● **Stated exercise**:
Each line that holds the word "image" is to be identified and copied.

● **Recorded data**:
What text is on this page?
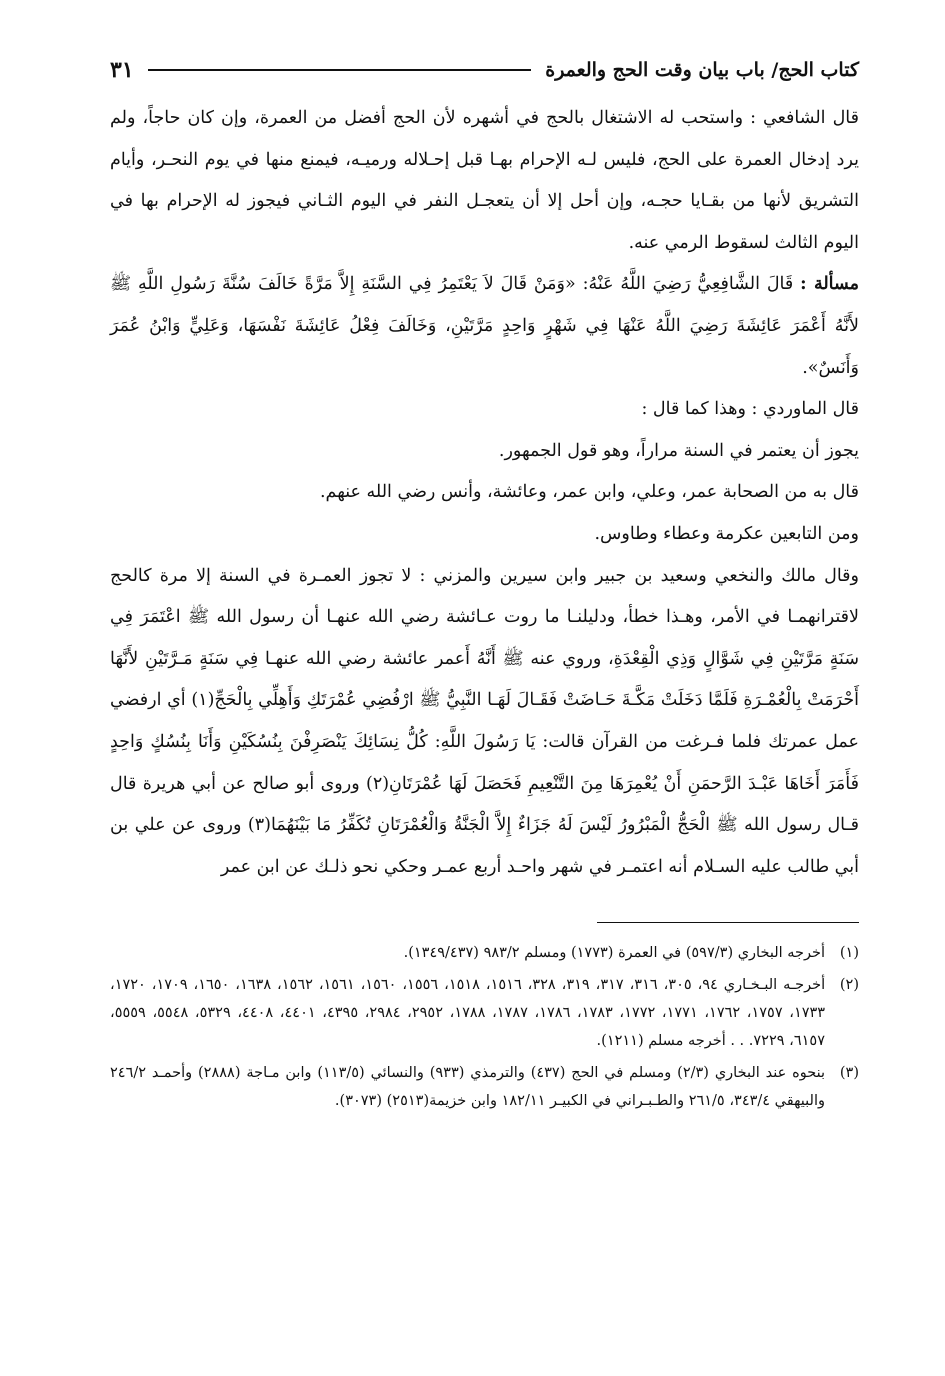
كتاب الحج/ باب بيان وقت الحج والعمرة
٣١

قال الشافعي : واستحب له الاشتغال بالحج في أشهره لأن الحج أفضل من العمرة، وإن كان حاجاً، ولم يرد إدخال العمرة على الحج، فليس لـه الإحرام بهـا قبل إحـلاله ورميـه، فيمنع منها في يوم النحـر، وأيام التشريق لأنها من بقـايا حجـه، وإن أحل إلا أن يتعجـل النفر في اليوم الثـاني فيجوز له الإحرام بها في اليوم الثالث لسقوط الرمي عنه.

مسألة : قَالَ الشَّافِعِيُّ رَضِيَ اللَّهُ عَنْهُ: «وَمَنْ قَالَ لاَ يَعْتَمِرُ فِي السَّنَةِ إِلاَّ مَرَّةً خَالَفَ سُنَّةَ رَسُولِ اللَّهِ ﷺ لأَنَّهُ أَعْمَرَ عَائِشَةَ رَضِيَ اللَّهُ عَنْهَا فِي شَهْرٍ وَاحِدٍ مَرَّتَيْنِ، وَخَالَفَ فِعْلُ عَائِشَةَ نَفْسَهَا، وَعَلِيٍّ وَابْنُ عُمَرَ وَأَنَسٌ».

قال الماوردي : وهذا كما قال :

يجوز أن يعتمر في السنة مراراً، وهو قول الجمهور.

قال به من الصحابة عمر، وعلي، وابن عمر، وعائشة، وأنس رضي الله عنهم.

ومن التابعين عكرمة وعطاء وطاوس.

وقال مالك والنخعي وسعيد بن جبير وابن سيرين والمزني : لا تجوز العمـرة في السنة إلا مرة كالحج لاقترانهمـا في الأمر، وهـذا خطأ، ودليلنـا ما روت عـائشة رضي الله عنهـا أن رسول الله ﷺ اعْتَمَرَ فِي سَنَةٍ مَرَّتَيْنِ فِي شَوَّالٍ وَذِي الْقِعْدَةِ، وروي عنه ﷺ أَنَّهُ أَعمر عائشة رضي الله عنهـا فِي سَنَةٍ مَـرَّتَيْنِ لأَنَّهَا أَحْرَمَتْ بِالْعُمْـرَةِ فَلَمَّا دَخَلَتْ مَكَّـةَ حَـاضَتْ فَقَـالَ لَهَـا النَّبِيُّ ﷺ ارْفُضِي عُمْرَتَكِ وَأَهِلِّي بِالْحَجِّ(١) أي ارفضي عمل عمرتك فلما فـرغت من القرآن قالت: يَا رَسُولَ اللَّهِ: كُلُّ نِسَائِكَ يَنْصَرِفْنَ بِنُسُكَيْنِ وَأَنَا بِنُسُكٍ وَاحِدٍ فَأَمَرَ أَخَاهَا عَبْـدَ الرَّحمَنِ أَنْ يُعْمِرَهَا مِنَ التَّنْعِيمِ فَحَصَلَ لَهَا عُمْرَتَانِ(٢) وروى أبو صالح عن أبي هريرة قال قـال رسول الله ﷺ الْحَجُّ الْمَبْرُورُ لَيْسَ لَهُ جَزَاءٌ إِلاَّ الْجَنَّةُ وَالْعُمْرَتَانِ تُكَفِّرُ مَا بَيْنَهُمَا(٣) وروى عن علي بن أبي طالب عليه السـلام أنه اعتمـر في شهر واحـد أربع عمـر وحكي نحو ذلـك عن ابن عمر

(١)
أخرجه البخاري (٥٩٧/٣) في العمرة (١٧٧٣) ومسلم ٩٨٣/٢ (١٣٤٩/٤٣٧).
(٢)
أخرجـه البـخـاري ٩٤، ٣٠٥، ٣١٦، ٣١٧، ٣١٩، ٣٢٨، ١٥١٦، ١٥١٨، ١٥٥٦، ١٥٦٠، ١٥٦١، ١٥٦٢، ١٦٣٨، ١٦٥٠، ١٧٠٩، ١٧٢٠، ١٧٣٣، ١٧٥٧، ١٧٦٢، ١٧٧١، ١٧٧٢، ١٧٨٣، ١٧٨٦، ١٧٨٧، ١٧٨٨، ٢٩٥٢، ٢٩٨٤، ٤٣٩٥، ٤٤٠١، ٤٤٠٨، ٥٣٢٩، ٥٥٤٨، ٥٥٥٩، ٦١٥٧، ٧٢٢٩. . . أخرجه مسلم (١٢١١).
(٣)
بنحوه عند البخاري (٢/٣) ومسلم في الحج (٤٣٧) والترمذي (٩٣٣) والنسائي (١١٣/٥) وابن مـاجة (٢٨٨٨) وأحمـد ٢٤٦/٢ والبيهقي ٣٤٣/٤، ٢٦١/٥ والطـبـراني في الكبيـر ١٨٢/١١ وابن خزيمة(٢٥١٣) (٣٠٧٣).
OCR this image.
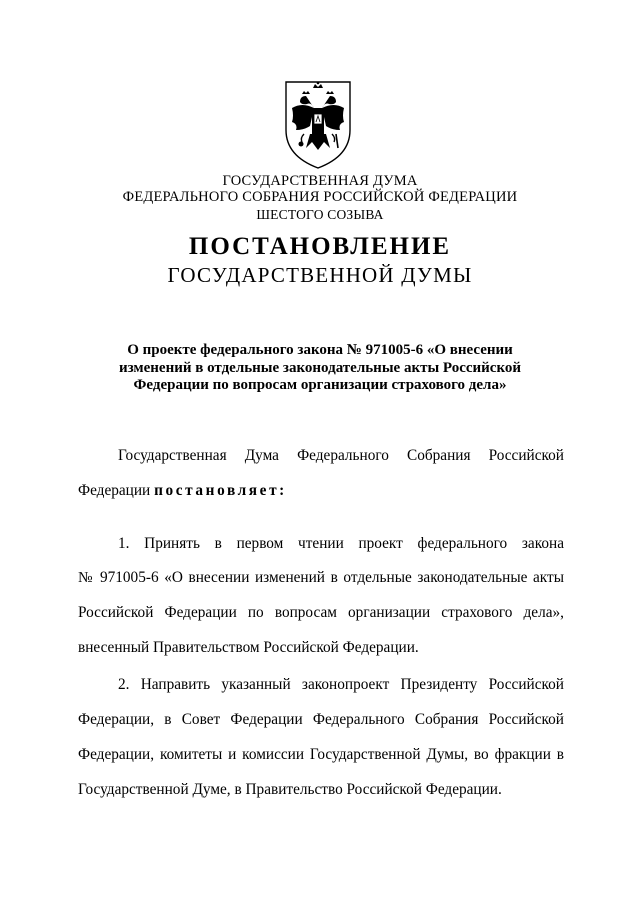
ГОСУДАРСТВЕННАЯ ДУМА
ФЕДЕРАЛЬНОГО СОБРАНИЯ РОССИЙСКОЙ ФЕДЕРАЦИИ
ШЕСТОГО СОЗЫВА
ПОСТАНОВЛЕНИЕ
ГОСУДАРСТВЕННОЙ ДУМЫ
О проекте федерального закона № 971005-6 «О внесении
изменений в отдельные законодательные акты Российской
Федерации по вопросам организации страхового дела»
Государственная Дума Федерального Собрания Российской
Федерации постановляет:
1. Принять в первом чтении проект федерального закона
№ 971005-6 «О внесении изменений в отдельные законодательные акты
Российской Федерации по вопросам организации страхового дела»,
внесенный Правительством Российской Федерации.
2. Направить указанный законопроект Президенту Российской
Федерации, в Совет Федерации Федерального Собрания Российской
Федерации, комитеты и комиссии Государственной Думы, во фракции в
Государственной Думе, в Правительство Российской Федерации.
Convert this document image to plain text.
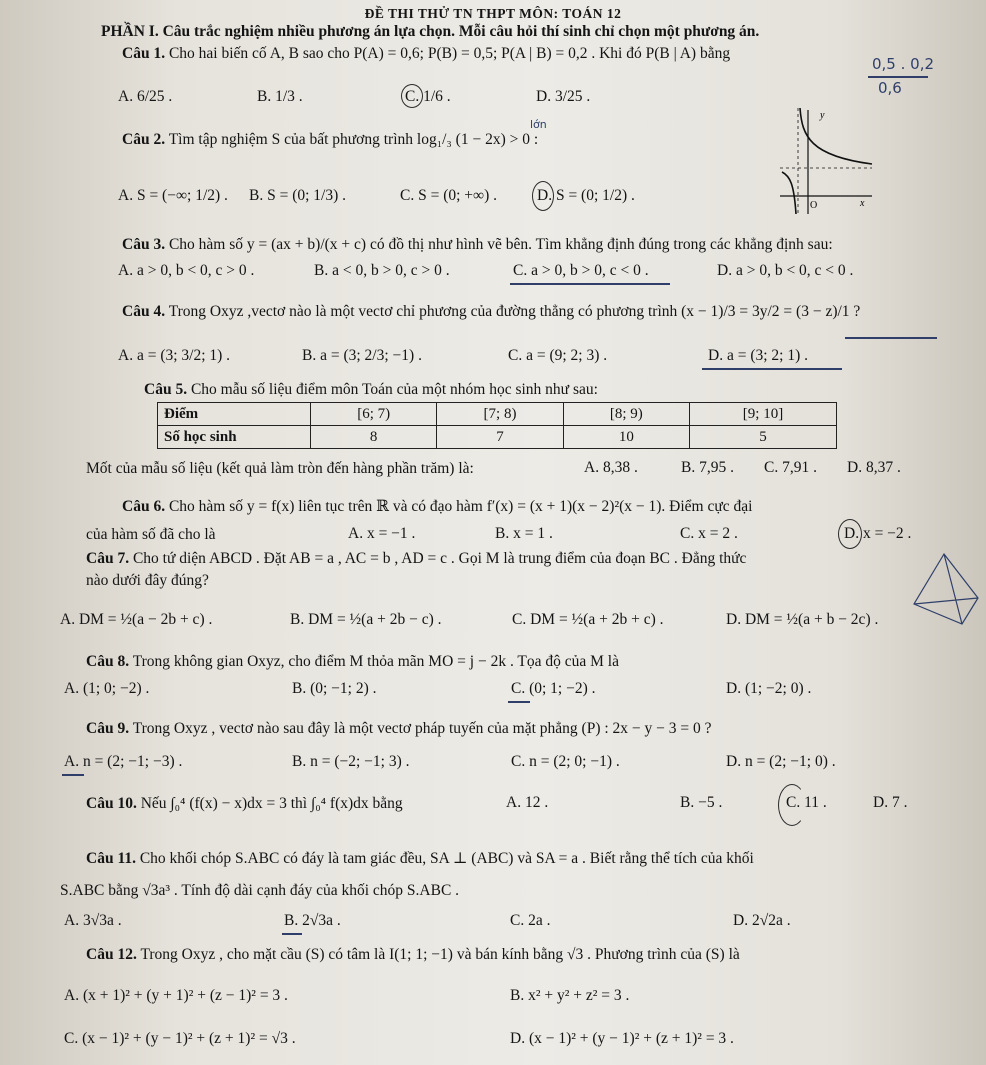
ĐỀ THI THỬ TN THPT MÔN: TOÁN 12
PHẦN I. Câu trắc nghiệm nhiều phương án lựa chọn. Mỗi câu hỏi thí sinh chỉ chọn một phương án.
Câu 1. Cho hai biến cố A, B sao cho P(A) = 0,6; P(B) = 0,5; P(A | B) = 0,2 . Khi đó P(B | A) bằng
A. 6/25 .	B. 1/3 .	C. 1/6 .	D. 3/25 .
0,5 . 0,2
0,6
Câu 2. Tìm tập nghiệm S của bất phương trình log₁/₃ (1 − 2x) > 0 :
lớn
A. S = (−∞; 1/2) . B. S = (0; 1/3) .	C. S = (0; +∞) .	D. S = (0; 1/2) .
y
x
O
Câu 3. Cho hàm số y = (ax + b)/(x + c) có đồ thị như hình vẽ bên. Tìm khẳng định đúng trong các khẳng định sau:
A. a > 0, b < 0, c > 0 .	B. a < 0, b > 0, c > 0 .	C. a > 0, b > 0, c < 0 .	D. a > 0, b < 0, c < 0 .
Câu 4. Trong Oxyz ,vectơ nào là một vectơ chỉ phương của đường thẳng có phương trình (x − 1)/3 = 3y/2 = (3 − z)/1 ?
A. a = (3; 3/2; 1) .	B. a = (3; 2/3; −1) .	C. a = (9; 2; 3) .	D. a = (3; 2; 1) .
Câu 5. Cho mẫu số liệu điểm môn Toán của một nhóm học sinh như sau:
Điểm	[6; 7)	[7; 8)	[8; 9)	[9; 10]
Số học sinh	8	7	10	5
Mốt của mẫu số liệu (kết quả làm tròn đến hàng phần trăm) là:	A. 8,38 .	B. 7,95 . C. 7,91 . D. 8,37 .
Câu 6. Cho hàm số y = f(x) liên tục trên ℝ và có đạo hàm f′(x) = (x + 1)(x − 2)²(x − 1). Điểm cực đại
của hàm số đã cho là	A. x = −1 .	B. x = 1 .	C. x = 2 .	D. x = −2 .
Câu 7. Cho tứ diện ABCD . Đặt AB = a , AC = b , AD = c . Gọi M là trung điểm của đoạn BC . Đẳng thức
nào dưới đây đúng?
A. DM = ½(a − 2b + c) .	B. DM = ½(a + 2b − c) .	C. DM = ½(a + 2b + c) .	D. DM = ½(a + b − 2c) .
Câu 8. Trong không gian Oxyz, cho điểm M thỏa mãn MO = j − 2k . Tọa độ của M là
A. (1; 0; −2) .	B. (0; −1; 2) .	C. (0; 1; −2) .	D. (1; −2; 0) .
Câu 9. Trong Oxyz , vectơ nào sau đây là một vectơ pháp tuyến của mặt phẳng (P) : 2x − y − 3 = 0 ?
A. n = (2; −1; −3) .	B. n = (−2; −1; 3) .	C. n = (2; 0; −1) .	D. n = (2; −1; 0) .
Câu 10. Nếu ∫₀⁴ (f(x) − x)dx = 3 thì ∫₀⁴ f(x)dx bằng	A. 12 .	B. −5 .	C. 11 .	D. 7 .
Câu 11. Cho khối chóp S.ABC có đáy là tam giác đều, SA ⊥ (ABC) và SA = a . Biết rằng thể tích của khối
S.ABC bằng √3a³ . Tính độ dài cạnh đáy của khối chóp S.ABC .
A. 3√3a .	B. 2√3a .	C. 2a .	D. 2√2a .
Câu 12. Trong Oxyz , cho mặt cầu (S) có tâm là I(1; 1; −1) và bán kính bằng √3 . Phương trình của (S) là
A. (x + 1)² + (y + 1)² + (z − 1)² = 3 .	B. x² + y² + z² = 3 .
C. (x − 1)² + (y − 1)² + (z + 1)² = √3 .	D. (x − 1)² + (y − 1)² + (z + 1)² = 3 .
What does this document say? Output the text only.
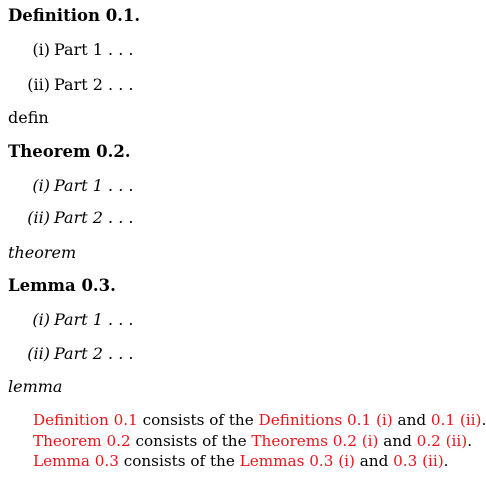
Definition 0.1.
(i) Part 1 . . .
(ii) Part 2 . . .
defin
Theorem 0.2.
(i) Part 1 . . .
(ii) Part 2 . . .
theorem
Lemma 0.3.
(i) Part 1 . . .
(ii) Part 2 . . .
lemma
Definition 0.1 consists of the Definitions 0.1 (i) and 0.1 (ii).
Theorem 0.2 consists of the Theorems 0.2 (i) and 0.2 (ii).
Lemma 0.3 consists of the Lemmas 0.3 (i) and 0.3 (ii).
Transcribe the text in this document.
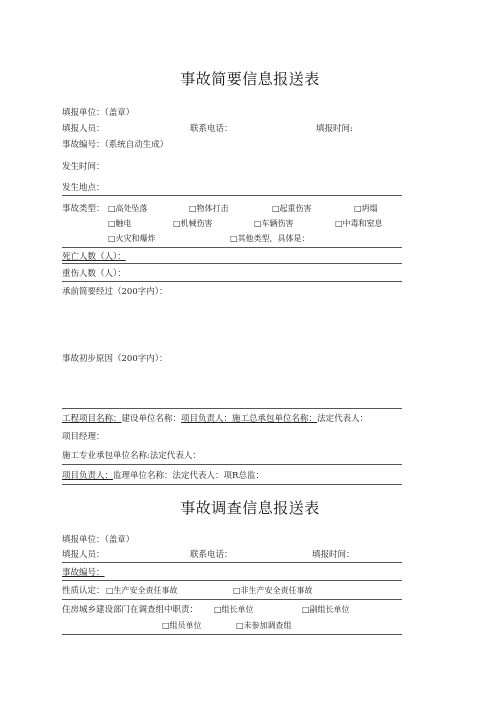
事故简要信息报送表
填报单位：（盖章）
填报人员：	联系电话：	填报时间:
事故编号：（系统自动生成）
发生时间：
发生地点：
事故类型： □高处坠落	□物体打击	□起重伤害	□坍塌
□触电	□机械伤害	□车辆伤害	□中毒和窒息
□火灾和爆炸	□其他类型，具体是：
死亡人数（人）：
重伤人数（人）：
承前简要经过（200字内）：
事故初步原因（200字内）：
工程项目名称：建设单位名称：项目负责人：施工总承包单位名称：法定代表人：
项目经理：
施工专业承包单位名称:法定代表人：
项目负责人：监理单位名称：法定代表人：项R总监：
事故调查信息报送表
填报单位：（盖章）
填报人员：	联系电话：	填报时间：
事故编号：
性质认定： □生产安全责任事故	□非生产安全责任事故
住房城乡建设部门在调查组中职责： □组长单位	□副组长单位
□组员单位	□未参加调查组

● **Completed task**:
OCR this image.
Convert this document image to plain text.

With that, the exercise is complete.